### Task requirements
Pick out every line in the items below that contains the string "count" and copy each of those lines in full.

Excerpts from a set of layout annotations
——
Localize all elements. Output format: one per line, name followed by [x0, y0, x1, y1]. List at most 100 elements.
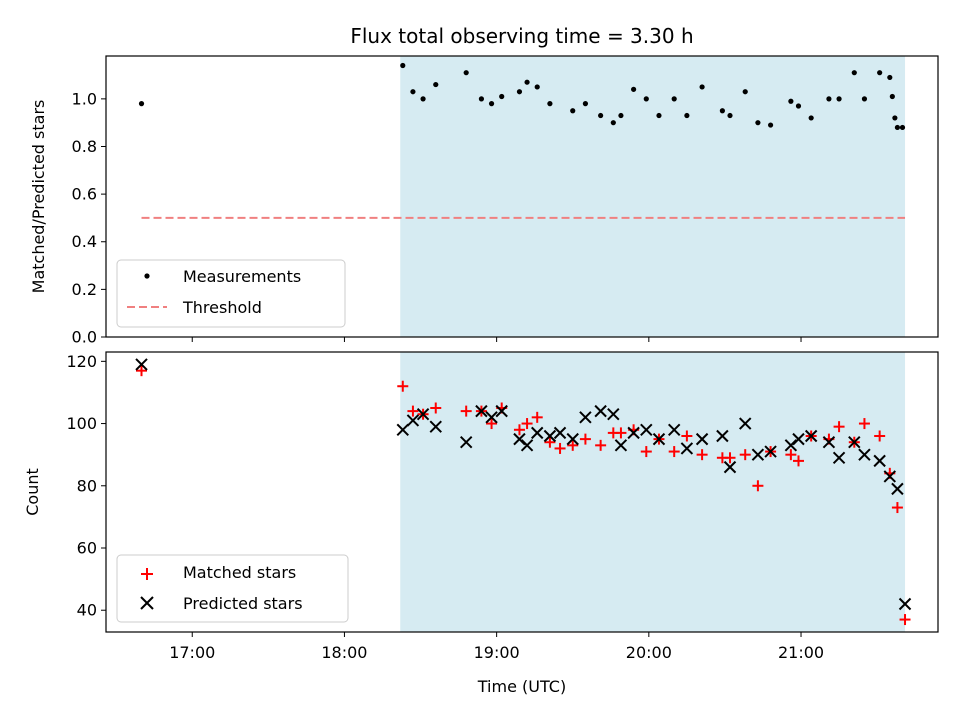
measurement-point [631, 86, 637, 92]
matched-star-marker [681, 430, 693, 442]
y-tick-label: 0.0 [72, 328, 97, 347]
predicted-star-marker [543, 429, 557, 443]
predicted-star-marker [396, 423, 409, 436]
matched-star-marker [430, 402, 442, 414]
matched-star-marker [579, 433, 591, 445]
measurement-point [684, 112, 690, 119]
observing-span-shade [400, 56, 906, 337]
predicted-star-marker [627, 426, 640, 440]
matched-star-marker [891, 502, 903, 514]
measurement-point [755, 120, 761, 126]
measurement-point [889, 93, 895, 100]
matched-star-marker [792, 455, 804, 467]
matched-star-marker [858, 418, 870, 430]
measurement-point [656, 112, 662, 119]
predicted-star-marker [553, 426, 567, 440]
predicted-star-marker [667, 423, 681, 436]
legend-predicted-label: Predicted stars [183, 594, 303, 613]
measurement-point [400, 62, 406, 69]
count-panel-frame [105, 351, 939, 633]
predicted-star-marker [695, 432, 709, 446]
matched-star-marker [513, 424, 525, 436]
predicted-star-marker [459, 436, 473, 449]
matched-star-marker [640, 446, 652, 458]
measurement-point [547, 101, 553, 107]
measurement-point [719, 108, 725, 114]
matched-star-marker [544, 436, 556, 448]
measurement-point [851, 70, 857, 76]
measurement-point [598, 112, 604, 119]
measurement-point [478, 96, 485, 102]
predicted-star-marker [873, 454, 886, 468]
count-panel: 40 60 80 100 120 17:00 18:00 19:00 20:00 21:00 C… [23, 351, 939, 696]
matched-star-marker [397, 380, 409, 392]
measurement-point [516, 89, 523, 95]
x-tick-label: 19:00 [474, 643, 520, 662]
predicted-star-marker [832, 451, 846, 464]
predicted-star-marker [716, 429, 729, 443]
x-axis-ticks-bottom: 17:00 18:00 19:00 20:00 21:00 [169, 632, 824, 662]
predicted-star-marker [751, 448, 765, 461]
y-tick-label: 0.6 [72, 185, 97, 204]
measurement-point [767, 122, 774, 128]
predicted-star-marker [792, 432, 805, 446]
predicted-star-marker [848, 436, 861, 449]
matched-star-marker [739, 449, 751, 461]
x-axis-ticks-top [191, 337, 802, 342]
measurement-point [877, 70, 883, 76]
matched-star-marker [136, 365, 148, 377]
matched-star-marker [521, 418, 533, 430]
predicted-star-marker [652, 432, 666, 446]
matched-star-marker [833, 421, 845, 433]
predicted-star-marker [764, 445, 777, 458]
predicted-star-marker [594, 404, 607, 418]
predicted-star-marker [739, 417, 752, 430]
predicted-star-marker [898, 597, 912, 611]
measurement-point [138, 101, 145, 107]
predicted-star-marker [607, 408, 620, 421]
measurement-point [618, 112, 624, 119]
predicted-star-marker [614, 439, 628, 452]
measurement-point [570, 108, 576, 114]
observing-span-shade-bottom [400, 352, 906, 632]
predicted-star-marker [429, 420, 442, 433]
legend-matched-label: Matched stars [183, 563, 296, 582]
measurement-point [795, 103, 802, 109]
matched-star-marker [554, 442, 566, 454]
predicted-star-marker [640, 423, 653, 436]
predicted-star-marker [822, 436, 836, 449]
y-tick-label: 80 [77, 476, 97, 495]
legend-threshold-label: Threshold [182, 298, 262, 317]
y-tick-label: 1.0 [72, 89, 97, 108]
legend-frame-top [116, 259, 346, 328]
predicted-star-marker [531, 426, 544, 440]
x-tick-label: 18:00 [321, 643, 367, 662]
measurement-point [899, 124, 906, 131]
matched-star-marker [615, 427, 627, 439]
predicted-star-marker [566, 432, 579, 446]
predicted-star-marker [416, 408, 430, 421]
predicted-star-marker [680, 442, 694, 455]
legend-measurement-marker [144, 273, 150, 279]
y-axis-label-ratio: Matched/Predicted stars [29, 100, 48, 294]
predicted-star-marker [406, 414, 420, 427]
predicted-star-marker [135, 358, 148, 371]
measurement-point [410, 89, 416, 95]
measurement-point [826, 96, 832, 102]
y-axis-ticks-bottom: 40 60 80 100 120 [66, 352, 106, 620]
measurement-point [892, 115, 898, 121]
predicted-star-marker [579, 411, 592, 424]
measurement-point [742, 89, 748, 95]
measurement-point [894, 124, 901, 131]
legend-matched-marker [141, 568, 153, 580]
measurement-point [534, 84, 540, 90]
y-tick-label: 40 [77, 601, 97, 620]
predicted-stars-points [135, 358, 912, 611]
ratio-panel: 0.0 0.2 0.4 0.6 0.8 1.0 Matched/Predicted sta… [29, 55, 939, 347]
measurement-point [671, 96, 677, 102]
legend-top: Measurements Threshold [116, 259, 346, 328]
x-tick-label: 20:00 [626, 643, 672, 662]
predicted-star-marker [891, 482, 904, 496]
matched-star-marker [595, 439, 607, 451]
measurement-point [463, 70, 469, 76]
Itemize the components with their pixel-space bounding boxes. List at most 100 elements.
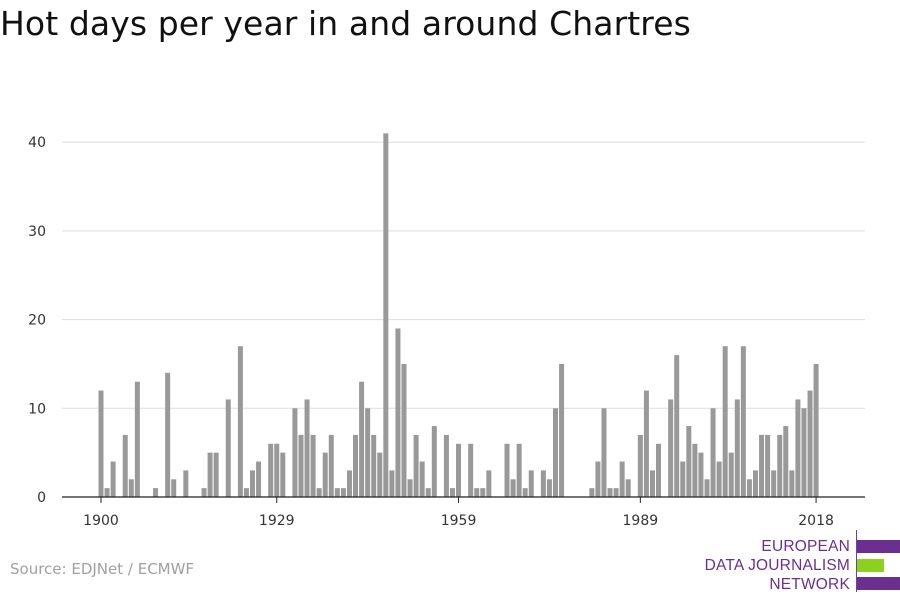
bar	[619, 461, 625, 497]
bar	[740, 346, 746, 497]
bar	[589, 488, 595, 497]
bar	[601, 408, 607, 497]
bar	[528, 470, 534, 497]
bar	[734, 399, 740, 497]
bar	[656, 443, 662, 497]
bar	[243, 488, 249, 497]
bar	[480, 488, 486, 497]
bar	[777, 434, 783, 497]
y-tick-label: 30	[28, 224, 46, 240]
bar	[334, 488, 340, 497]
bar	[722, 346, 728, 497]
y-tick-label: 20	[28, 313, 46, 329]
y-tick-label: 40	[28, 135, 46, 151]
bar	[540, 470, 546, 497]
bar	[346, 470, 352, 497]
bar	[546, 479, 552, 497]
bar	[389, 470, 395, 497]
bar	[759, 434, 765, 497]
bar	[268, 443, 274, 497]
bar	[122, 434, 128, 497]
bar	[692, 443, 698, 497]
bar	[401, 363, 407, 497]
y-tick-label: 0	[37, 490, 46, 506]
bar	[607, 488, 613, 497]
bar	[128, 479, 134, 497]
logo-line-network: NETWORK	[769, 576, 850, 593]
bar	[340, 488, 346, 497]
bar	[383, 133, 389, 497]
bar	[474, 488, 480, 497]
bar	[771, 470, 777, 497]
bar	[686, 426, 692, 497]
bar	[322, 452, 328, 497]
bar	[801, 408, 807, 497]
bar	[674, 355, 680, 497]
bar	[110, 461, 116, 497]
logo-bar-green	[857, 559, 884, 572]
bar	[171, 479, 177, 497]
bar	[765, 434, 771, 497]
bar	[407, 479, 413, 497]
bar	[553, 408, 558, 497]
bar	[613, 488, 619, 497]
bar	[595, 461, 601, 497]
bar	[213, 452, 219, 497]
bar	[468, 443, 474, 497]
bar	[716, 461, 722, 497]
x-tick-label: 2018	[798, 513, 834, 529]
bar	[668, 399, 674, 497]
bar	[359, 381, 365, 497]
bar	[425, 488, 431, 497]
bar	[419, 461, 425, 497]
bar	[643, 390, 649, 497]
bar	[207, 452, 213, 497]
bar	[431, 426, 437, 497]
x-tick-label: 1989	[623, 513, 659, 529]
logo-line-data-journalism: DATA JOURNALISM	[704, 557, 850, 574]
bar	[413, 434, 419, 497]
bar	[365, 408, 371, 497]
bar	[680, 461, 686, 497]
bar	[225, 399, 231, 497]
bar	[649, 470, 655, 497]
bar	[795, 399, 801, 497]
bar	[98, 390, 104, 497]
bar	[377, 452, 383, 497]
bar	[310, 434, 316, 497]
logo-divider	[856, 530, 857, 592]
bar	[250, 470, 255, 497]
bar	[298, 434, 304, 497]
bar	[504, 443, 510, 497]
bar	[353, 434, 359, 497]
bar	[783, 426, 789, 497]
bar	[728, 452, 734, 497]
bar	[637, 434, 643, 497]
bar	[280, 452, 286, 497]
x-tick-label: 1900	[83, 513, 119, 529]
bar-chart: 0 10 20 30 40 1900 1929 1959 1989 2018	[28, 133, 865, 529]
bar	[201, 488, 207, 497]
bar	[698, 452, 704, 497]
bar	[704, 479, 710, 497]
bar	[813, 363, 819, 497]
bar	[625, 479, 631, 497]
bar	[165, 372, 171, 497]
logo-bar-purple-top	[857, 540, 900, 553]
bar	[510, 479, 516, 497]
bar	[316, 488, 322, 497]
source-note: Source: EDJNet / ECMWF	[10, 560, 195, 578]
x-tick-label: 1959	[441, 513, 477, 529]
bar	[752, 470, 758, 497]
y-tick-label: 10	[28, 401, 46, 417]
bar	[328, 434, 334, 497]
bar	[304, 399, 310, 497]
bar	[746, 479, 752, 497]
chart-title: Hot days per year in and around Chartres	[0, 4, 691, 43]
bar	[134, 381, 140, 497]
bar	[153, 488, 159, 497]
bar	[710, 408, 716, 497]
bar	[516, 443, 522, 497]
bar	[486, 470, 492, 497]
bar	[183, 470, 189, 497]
——
### Result below
count-panel-frame [105, 351, 939, 633]
count-panel: 40 60 80 100 120 17:00 18:00 19:00 20:00 21:00 C… [23, 351, 939, 696]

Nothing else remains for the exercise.